- _Records provided_:
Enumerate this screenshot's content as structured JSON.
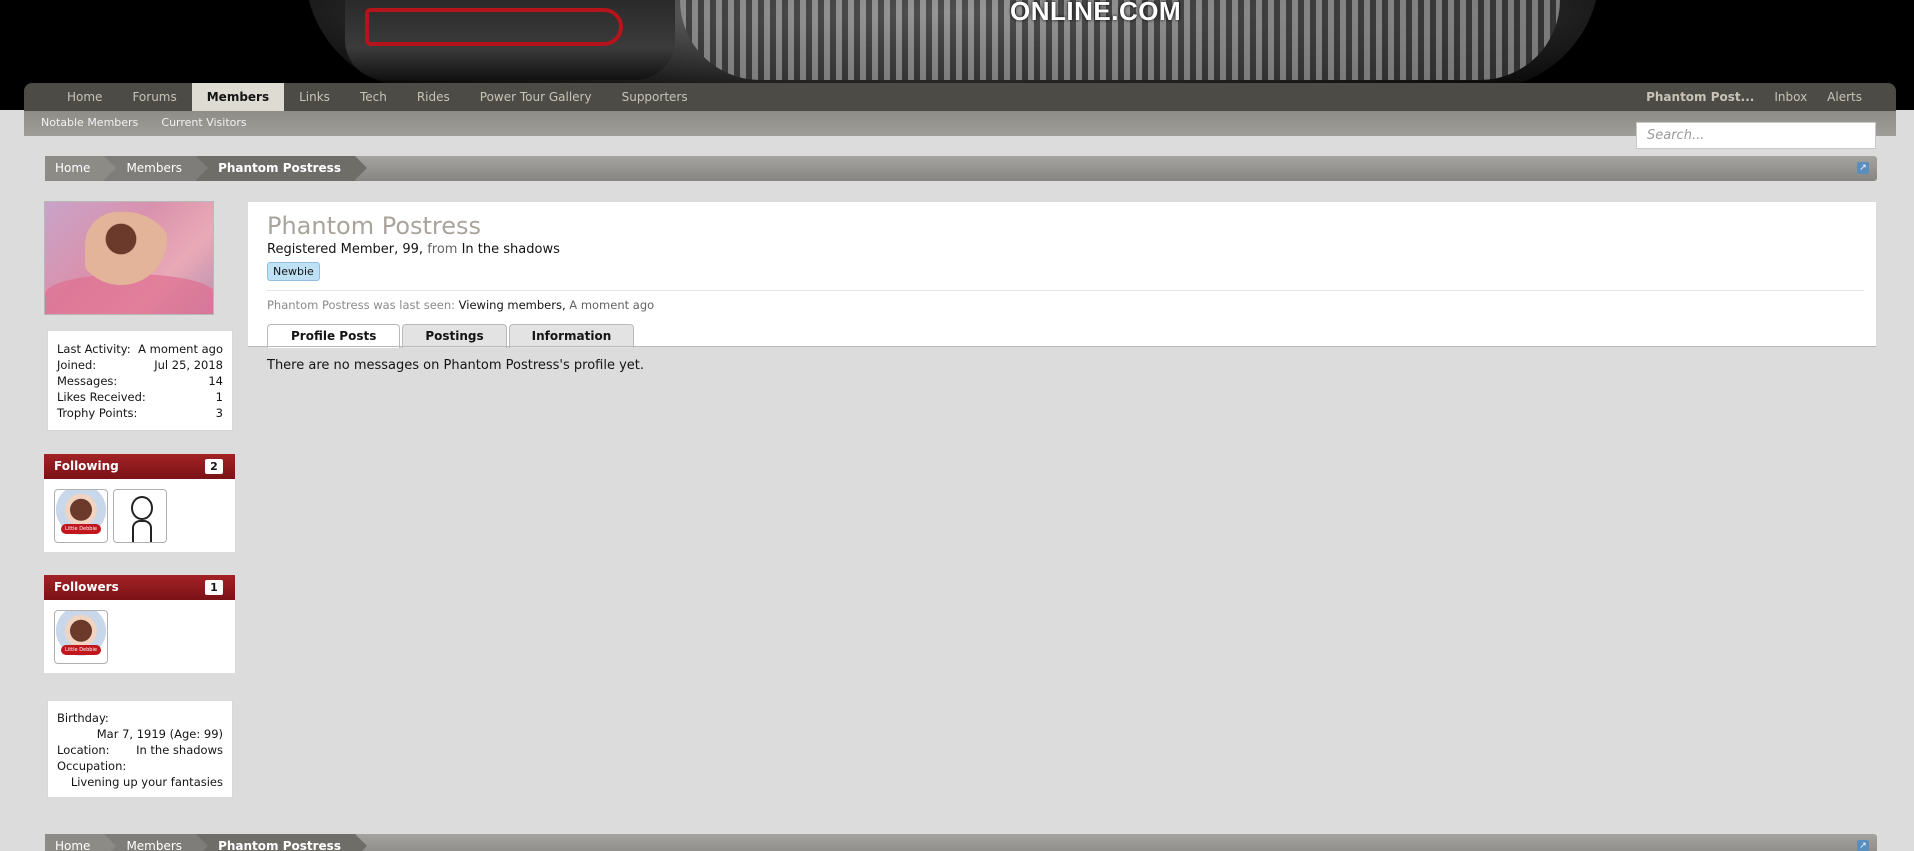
{
  "banner": {
    "logo_text": "ONLINE.COM"
  },
  "nav": {
    "tabs": [
      "Home",
      "Forums",
      "Members",
      "Links",
      "Tech",
      "Rides",
      "Power Tour Gallery",
      "Supporters"
    ],
    "active_tab": "Members",
    "right": {
      "user": "Phantom Post...",
      "inbox": "Inbox",
      "alerts": "Alerts"
    }
  },
  "subnav": {
    "items": [
      "Notable Members",
      "Current Visitors"
    ]
  },
  "search": {
    "placeholder": "Search..."
  },
  "breadcrumb": {
    "items": [
      "Home",
      "Members",
      "Phantom Postress"
    ]
  },
  "sidebar": {
    "stats": [
      {
        "label": "Last Activity:",
        "value": "A moment ago"
      },
      {
        "label": "Joined:",
        "value": "Jul 25, 2018"
      },
      {
        "label": "Messages:",
        "value": "14"
      },
      {
        "label": "Likes Received:",
        "value": "1"
      },
      {
        "label": "Trophy Points:",
        "value": "3"
      }
    ],
    "following": {
      "title": "Following",
      "count": "2"
    },
    "followers": {
      "title": "Followers",
      "count": "1"
    },
    "about": {
      "birthday_label": "Birthday:",
      "birthday_value": "Mar 7, 1919 (Age: 99)",
      "location_label": "Location:",
      "location_value": "In the shadows",
      "occupation_label": "Occupation:",
      "occupation_value": "Livening up your fantasies"
    }
  },
  "profile": {
    "username": "Phantom Postress",
    "info_prefix": "Registered Member, 99,",
    "info_from": "from",
    "location": "In the shadows",
    "rank": "Newbie",
    "last_seen_prefix": "Phantom Postress was last seen:",
    "last_seen_activity": "Viewing members,",
    "last_seen_time": "A moment ago",
    "tabs": [
      "Profile Posts",
      "Postings",
      "Information"
    ],
    "active_tab": "Profile Posts",
    "empty_message": "There are no messages on Phantom Postress's profile yet."
  },
  "colors": {
    "nav_bg": "#4d4b45",
    "block_head": "#a32226",
    "badge": "#bfe1f6"
  }
}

- _Problem to work on_:
Without the pictures, transcribe the listing above exactly.

- _Output below_:
Enumerate this screenshot's content as structured JSON.
{
  "banner": {
    "logo_text": "ONLINE.COM"
  },
  "nav": {
    "tabs": [
      "Home",
      "Forums",
      "Members",
      "Links",
      "Tech",
      "Rides",
      "Power Tour Gallery",
      "Supporters"
    ],
    "active_tab": "Members",
    "right": {
      "user": "Phantom Post...",
      "inbox": "Inbox",
      "alerts": "Alerts"
    }
  },
  "subnav": {
    "items": [
      "Notable Members",
      "Current Visitors"
    ]
  },
  "search": {
    "placeholder": "Search..."
  },
  "breadcrumb": {
    "items": [
      "Home",
      "Members",
      "Phantom Postress"
    ]
  },
  "sidebar": {
    "stats": [
      {
        "label": "Last Activity:",
        "value": "A moment ago"
      },
      {
        "label": "Joined:",
        "value": "Jul 25, 2018"
      },
      {
        "label": "Messages:",
        "value": "14"
      },
      {
        "label": "Likes Received:",
        "value": "1"
      },
      {
        "label": "Trophy Points:",
        "value": "3"
      }
    ],
    "following": {
      "title": "Following",
      "count": "2"
    },
    "followers": {
      "title": "Followers",
      "count": "1"
    },
    "about": {
      "birthday_label": "Birthday:",
      "birthday_value": "Mar 7, 1919 (Age: 99)",
      "location_label": "Location:",
      "location_value": "In the shadows",
      "occupation_label": "Occupation:",
      "occupation_value": "Livening up your fantasies"
    }
  },
  "profile": {
    "username": "Phantom Postress",
    "info_prefix": "Registered Member, 99,",
    "info_from": "from",
    "location": "In the shadows",
    "rank": "Newbie",
    "last_seen_prefix": "Phantom Postress was last seen:",
    "last_seen_activity": "Viewing members,",
    "last_seen_time": "A moment ago",
    "tabs": [
      "Profile Posts",
      "Postings",
      "Information"
    ],
    "active_tab": "Profile Posts",
    "empty_message": "There are no messages on Phantom Postress's profile yet."
  },
  "colors": {
    "nav_bg": "#4d4b45",
    "block_head": "#a32226",
    "badge": "#bfe1f6"
  }
}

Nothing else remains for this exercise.